━━━ TRECHO

Comecei a ouvir um tec...tec...tec...no telhado. Era o barulho dos pingos esparsos da chuva que se anunciava. Chegava de mansinho, trazendo com ela uma brisa fresca e a sensação de alívio:do calor, da poeira, da terra na garganta, da secura na alma.
A primeira sensação é de alegria,a chuva varre os telhados, limpa o chão, molha a terra, mata a sede, enche a esperança. Logo vem a apreensão, o vento é forte, balança a telha, sacode a porta, traz a ansiedade.Mais um pouco, desperta o medo, o travão estremece a calma, o relâmpago clareia a agonia e o raio corta a tranquilidade ao meio.
A chuva é benção e desgraça, euforia e pânico. Seu segredo repousa na quantidade e intensidade. Revelado, segue guardado, pois queremos a chuva, desejamos molhar o rosto, ainda que a água nos encharque a roupa e nos arraste pela rua.
A arte imita a vida como a chuva arremeda nossas emoções.As sensações se convertem em água, onde a mente é criatura e cria a dor.
Como a chuva limpa o telhado, gostaríamos que as emoções lavassem, com suas sensações, o teto sobre nossas vidas. Difícil, porque o banho da chuva não esfrega, somente escorre pelos veios e caminhos traçados pelas telhas.
Se o trovão é o grito que estava guardado na garganta da nuvem, então não faz diferença deixar sair o que está entalado no peito. A tempestade não acalma, apenas nos deixa perdidos entre os cômodos da casa e angustiados entre os galhos agitados das árvores.

━━━━━━

▸ **OBJETIVO DA TAREFA**
Dê continuidade ao texto sobre a chuva, começando logo após a última frase apresentada.

━━━ INFORMAÇÕES FORNECIDAS

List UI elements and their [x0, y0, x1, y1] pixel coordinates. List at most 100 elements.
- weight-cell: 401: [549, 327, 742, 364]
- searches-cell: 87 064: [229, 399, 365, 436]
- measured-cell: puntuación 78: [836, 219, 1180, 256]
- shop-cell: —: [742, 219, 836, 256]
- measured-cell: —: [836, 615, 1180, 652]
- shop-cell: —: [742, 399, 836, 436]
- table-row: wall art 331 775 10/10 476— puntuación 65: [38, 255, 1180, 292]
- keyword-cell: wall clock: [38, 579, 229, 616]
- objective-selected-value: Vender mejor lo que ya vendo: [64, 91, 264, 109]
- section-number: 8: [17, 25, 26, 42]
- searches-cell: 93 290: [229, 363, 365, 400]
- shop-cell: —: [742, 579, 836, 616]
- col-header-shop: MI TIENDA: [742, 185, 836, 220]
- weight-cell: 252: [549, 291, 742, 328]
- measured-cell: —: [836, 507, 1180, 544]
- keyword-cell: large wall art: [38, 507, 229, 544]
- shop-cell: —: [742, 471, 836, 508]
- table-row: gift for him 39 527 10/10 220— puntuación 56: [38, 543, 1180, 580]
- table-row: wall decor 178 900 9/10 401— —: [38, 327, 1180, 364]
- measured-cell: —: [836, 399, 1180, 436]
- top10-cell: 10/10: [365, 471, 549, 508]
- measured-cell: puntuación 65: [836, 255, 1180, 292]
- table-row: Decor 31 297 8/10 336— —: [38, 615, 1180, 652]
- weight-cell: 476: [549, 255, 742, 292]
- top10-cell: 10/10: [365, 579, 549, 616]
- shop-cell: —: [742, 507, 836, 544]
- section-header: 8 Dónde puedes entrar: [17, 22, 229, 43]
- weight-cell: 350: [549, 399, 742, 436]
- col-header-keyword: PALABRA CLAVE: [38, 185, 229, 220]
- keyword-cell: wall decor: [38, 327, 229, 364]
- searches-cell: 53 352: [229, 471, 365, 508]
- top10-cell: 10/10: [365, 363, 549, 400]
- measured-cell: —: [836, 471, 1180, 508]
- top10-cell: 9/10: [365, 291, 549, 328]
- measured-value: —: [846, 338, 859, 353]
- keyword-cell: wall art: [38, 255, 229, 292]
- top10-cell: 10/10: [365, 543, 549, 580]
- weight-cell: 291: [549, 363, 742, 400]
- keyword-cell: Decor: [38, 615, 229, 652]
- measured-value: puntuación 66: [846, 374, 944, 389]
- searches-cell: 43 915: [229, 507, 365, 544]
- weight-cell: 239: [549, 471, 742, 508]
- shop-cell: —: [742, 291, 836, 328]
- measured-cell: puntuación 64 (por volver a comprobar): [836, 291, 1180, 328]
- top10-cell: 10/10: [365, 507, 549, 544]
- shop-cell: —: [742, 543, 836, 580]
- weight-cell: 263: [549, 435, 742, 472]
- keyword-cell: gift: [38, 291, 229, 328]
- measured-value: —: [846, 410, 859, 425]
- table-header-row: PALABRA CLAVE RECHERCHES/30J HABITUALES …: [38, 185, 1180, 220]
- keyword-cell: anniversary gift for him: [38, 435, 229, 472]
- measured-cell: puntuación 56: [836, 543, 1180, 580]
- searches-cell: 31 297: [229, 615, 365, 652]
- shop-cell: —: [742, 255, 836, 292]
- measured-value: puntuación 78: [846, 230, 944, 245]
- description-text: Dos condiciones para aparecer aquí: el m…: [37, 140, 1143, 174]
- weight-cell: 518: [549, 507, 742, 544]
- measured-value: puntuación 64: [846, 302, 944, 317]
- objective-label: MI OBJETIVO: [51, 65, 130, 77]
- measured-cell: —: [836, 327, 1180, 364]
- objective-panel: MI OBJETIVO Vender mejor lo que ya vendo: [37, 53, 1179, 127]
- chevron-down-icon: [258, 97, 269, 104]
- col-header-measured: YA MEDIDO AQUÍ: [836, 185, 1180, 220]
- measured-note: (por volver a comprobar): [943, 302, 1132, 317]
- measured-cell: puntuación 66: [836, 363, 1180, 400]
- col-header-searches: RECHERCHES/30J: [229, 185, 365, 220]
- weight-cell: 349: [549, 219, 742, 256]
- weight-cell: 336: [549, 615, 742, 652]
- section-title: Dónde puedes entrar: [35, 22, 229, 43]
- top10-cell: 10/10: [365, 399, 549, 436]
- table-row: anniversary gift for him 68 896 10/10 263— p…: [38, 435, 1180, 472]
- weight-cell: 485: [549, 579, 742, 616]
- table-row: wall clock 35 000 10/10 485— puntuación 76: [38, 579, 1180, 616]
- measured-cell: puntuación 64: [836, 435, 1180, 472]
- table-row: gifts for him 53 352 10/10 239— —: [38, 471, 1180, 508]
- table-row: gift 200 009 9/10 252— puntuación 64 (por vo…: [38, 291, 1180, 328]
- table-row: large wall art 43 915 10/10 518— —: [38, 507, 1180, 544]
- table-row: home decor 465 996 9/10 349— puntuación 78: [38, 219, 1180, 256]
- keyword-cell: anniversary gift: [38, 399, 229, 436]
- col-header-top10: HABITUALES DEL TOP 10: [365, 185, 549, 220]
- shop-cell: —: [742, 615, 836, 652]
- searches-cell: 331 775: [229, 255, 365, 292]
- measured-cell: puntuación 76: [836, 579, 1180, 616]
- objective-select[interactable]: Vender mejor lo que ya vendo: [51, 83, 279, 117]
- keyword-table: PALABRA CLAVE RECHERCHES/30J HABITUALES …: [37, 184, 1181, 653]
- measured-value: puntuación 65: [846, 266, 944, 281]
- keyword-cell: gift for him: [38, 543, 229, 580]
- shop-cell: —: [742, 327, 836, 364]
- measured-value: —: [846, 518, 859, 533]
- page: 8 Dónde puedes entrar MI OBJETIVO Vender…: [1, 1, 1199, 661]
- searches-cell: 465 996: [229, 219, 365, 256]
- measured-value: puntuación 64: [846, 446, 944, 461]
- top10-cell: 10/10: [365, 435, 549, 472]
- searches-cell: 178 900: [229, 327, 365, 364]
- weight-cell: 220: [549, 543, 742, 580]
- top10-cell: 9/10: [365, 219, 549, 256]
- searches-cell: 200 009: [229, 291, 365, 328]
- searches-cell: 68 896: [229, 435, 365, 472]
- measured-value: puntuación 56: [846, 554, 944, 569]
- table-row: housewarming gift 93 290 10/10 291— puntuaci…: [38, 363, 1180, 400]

━━━━━━

▸ **RESPOSTA ESCRITA**
A chuva branda é que acalma e com voz suave fala aos ouvidos sobre como faz bem suas águas. Nos faz lembrar do quanto já fez germinar e que, mesmo nas noites que pareciam tão escuras,nos fez adormecer.Aindano dia seguinte, foi capaz de deixar o cheiro de seu toqueao derredor, até dentro do ser.
A voz é que pode dizer, ela que pode acalmar, não é o trovão, nem mesmo o silêncio. Ela lava, molha e faz brotar até a raiz que parece morta, escorrendo suavemente pelos veios, pelas veias, aguando o que já foi plantado.
Tec...tec...tec...a chuva já foi embora. Deixou seus pingos, sua voz sussurrando no telhado. Pingando acaba e recomeça a qualquer hora. A chuva, às vezes, molha mais dentro que fora. O ciclo nunca acaba, dentro e fora, pinga e jorra, seca e molha, murcha e reflora. Agora, parece que o sol abriu. É novamente abril.